#### [DIRECTION]
Every entry here needs to be repeated exactly.

(Collected data)
'''
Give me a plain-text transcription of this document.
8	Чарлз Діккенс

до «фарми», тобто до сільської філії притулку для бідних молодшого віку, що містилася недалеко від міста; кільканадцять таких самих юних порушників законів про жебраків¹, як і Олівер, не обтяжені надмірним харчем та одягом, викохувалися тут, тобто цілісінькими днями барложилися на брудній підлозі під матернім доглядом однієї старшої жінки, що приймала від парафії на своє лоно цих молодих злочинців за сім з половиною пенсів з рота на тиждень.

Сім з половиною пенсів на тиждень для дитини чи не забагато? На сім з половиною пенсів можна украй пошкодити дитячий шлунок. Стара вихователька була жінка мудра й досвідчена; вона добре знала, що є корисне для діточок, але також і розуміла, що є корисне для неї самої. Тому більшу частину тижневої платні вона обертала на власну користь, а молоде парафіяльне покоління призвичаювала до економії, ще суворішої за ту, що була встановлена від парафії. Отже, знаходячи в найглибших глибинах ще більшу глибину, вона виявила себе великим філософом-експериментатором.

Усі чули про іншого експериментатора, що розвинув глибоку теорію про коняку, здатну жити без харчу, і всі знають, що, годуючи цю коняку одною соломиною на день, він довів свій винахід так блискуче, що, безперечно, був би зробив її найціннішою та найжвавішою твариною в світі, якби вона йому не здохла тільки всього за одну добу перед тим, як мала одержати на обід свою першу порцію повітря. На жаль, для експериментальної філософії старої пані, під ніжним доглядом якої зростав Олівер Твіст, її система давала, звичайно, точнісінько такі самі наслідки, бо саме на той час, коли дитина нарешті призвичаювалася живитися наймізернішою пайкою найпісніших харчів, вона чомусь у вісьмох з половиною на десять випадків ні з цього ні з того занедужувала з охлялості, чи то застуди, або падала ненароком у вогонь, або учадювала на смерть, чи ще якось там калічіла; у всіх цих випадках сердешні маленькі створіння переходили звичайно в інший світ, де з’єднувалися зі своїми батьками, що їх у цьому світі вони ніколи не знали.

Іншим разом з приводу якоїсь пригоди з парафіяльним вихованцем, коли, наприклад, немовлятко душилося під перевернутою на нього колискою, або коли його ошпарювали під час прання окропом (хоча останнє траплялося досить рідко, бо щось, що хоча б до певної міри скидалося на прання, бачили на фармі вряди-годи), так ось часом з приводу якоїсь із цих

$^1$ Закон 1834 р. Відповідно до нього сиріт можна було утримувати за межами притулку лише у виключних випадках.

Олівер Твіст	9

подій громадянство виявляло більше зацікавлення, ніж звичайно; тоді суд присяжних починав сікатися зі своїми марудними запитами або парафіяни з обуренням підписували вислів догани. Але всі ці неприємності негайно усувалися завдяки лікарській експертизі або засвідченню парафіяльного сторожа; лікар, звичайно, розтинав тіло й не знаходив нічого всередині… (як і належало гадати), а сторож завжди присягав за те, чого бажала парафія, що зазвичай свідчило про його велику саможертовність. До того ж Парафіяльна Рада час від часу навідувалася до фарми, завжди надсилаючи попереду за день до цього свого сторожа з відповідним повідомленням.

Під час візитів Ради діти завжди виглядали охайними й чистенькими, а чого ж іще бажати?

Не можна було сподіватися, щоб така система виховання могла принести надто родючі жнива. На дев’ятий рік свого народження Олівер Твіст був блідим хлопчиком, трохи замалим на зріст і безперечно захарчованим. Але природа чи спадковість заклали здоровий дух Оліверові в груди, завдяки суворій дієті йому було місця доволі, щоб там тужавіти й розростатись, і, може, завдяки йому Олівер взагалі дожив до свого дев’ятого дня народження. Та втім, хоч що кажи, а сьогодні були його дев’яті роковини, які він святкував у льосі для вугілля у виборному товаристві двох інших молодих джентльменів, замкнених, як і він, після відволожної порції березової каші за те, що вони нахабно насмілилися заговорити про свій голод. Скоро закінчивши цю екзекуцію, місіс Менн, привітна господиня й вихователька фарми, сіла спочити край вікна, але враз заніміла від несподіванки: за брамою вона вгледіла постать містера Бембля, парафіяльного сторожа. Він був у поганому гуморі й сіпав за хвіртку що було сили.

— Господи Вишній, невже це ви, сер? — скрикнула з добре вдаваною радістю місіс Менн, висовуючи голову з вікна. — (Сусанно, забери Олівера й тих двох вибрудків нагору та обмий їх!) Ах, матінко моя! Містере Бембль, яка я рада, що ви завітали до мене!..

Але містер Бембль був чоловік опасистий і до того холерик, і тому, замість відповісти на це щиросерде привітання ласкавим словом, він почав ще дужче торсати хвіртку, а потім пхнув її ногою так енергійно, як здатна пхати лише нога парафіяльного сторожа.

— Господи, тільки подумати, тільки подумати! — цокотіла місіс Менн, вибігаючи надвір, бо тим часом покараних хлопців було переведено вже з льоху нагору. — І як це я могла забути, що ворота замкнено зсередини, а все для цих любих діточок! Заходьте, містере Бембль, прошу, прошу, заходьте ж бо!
'''
#### [REPLY]
Give me a plain-text transcription of this document.
8	Чарлз Діккенс

до «фарми», тобто до сільської філії притулку для бідних молодшого віку, що містилася недалеко від міста; кільканадцять таких самих юних порушників законів про жебраків¹, як і Олівер, не обтяжені надмірним харчем та одягом, викохувалися тут, тобто цілісінькими днями барложилися на брудній підлозі під матернім доглядом однієї старшої жінки, що приймала від парафії на своє лоно цих молодих злочинців за сім з половиною пенсів з рота на тиждень.

Сім з половиною пенсів на тиждень для дитини чи не забагато? На сім з половиною пенсів можна украй пошкодити дитячий шлунок. Стара вихователька була жінка мудра й досвідчена; вона добре знала, що є корисне для діточок, але також і розуміла, що є корисне для неї самої. Тому більшу частину тижневої платні вона обертала на власну користь, а молоде парафіяльне покоління призвичаювала до економії, ще суворішої за ту, що була встановлена від парафії. Отже, знаходячи в найглибших глибинах ще більшу глибину, вона виявила себе великим філософом-експериментатором.

Усі чули про іншого експериментатора, що розвинув глибоку теорію про коняку, здатну жити без харчу, і всі знають, що, годуючи цю коняку одною соломиною на день, він довів свій винахід так блискуче, що, безперечно, був би зробив її найціннішою та найжвавішою твариною в світі, якби вона йому не здохла тільки всього за одну добу перед тим, як мала одержати на обід свою першу порцію повітря. На жаль, для експериментальної філософії старої пані, під ніжним доглядом якої зростав Олівер Твіст, її система давала, звичайно, точнісінько такі самі наслідки, бо саме на той час, коли дитина нарешті призвичаювалася живитися наймізернішою пайкою найпісніших харчів, вона чомусь у вісьмох з половиною на десять випадків ні з цього ні з того занедужувала з охлялості, чи то застуди, або падала ненароком у вогонь, або учадювала на смерть, чи ще якось там калічіла; у всіх цих випадках сердешні маленькі створіння переходили звичайно в інший світ, де з’єднувалися зі своїми батьками, що їх у цьому світі вони ніколи не знали.

Іншим разом з приводу якоїсь пригоди з парафіяльним вихованцем, коли, наприклад, немовлятко душилося під перевернутою на нього колискою, або коли його ошпарювали під час прання окропом (хоча останнє траплялося досить рідко, бо щось, що хоча б до певної міри скидалося на прання, бачили на фармі вряди-годи), так ось часом з приводу якоїсь із цих

$^1$ Закон 1834 р. Відповідно до нього сиріт можна було утримувати за межами притулку лише у виключних випадках.

Олівер Твіст	9

подій громадянство виявляло більше зацікавлення, ніж звичайно; тоді суд присяжних починав сікатися зі своїми марудними запитами або парафіяни з обуренням підписували вислів догани. Але всі ці неприємності негайно усувалися завдяки лікарській експертизі або засвідченню парафіяльного сторожа; лікар, звичайно, розтинав тіло й не знаходив нічого всередині… (як і належало гадати), а сторож завжди присягав за те, чого бажала парафія, що зазвичай свідчило про його велику саможертовність. До того ж Парафіяльна Рада час від часу навідувалася до фарми, завжди надсилаючи попереду за день до цього свого сторожа з відповідним повідомленням.

Під час візитів Ради діти завжди виглядали охайними й чистенькими, а чого ж іще бажати?

Не можна було сподіватися, щоб така система виховання могла принести надто родючі жнива. На дев’ятий рік свого народження Олівер Твіст був блідим хлопчиком, трохи замалим на зріст і безперечно захарчованим. Але природа чи спадковість заклали здоровий дух Оліверові в груди, завдяки суворій дієті йому було місця доволі, щоб там тужавіти й розростатись, і, може, завдяки йому Олівер взагалі дожив до свого дев’ятого дня народження. Та втім, хоч що кажи, а сьогодні були його дев’яті роковини, які він святкував у льосі для вугілля у виборному товаристві двох інших молодих джентльменів, замкнених, як і він, після відволожної порції березової каші за те, що вони нахабно насмілилися заговорити про свій голод. Скоро закінчивши цю екзекуцію, місіс Менн, привітна господиня й вихователька фарми, сіла спочити край вікна, але враз заніміла від несподіванки: за брамою вона вгледіла постать містера Бембля, парафіяльного сторожа. Він був у поганому гуморі й сіпав за хвіртку що було сили.

— Господи Вишній, невже це ви, сер? — скрикнула з добре вдаваною радістю місіс Менн, висовуючи голову з вікна. — (Сусанно, забери Олівера й тих двох вибрудків нагору та обмий їх!) Ах, матінко моя! Містере Бембль, яка я рада, що ви завітали до мене!..

Але містер Бембль був чоловік опасистий і до того холерик, і тому, замість відповісти на це щиросерде привітання ласкавим словом, він почав ще дужче торсати хвіртку, а потім пхнув її ногою так енергійно, як здатна пхати лише нога парафіяльного сторожа.

— Господи, тільки подумати, тільки подумати! — цокотіла місіс Менн, вибігаючи надвір, бо тим часом покараних хлопців було переведено вже з льоху нагору. — І як це я могла забути, що ворота замкнено зсередини, а все для цих любих діточок! Заходьте, містере Бембль, прошу, прошу, заходьте ж бо!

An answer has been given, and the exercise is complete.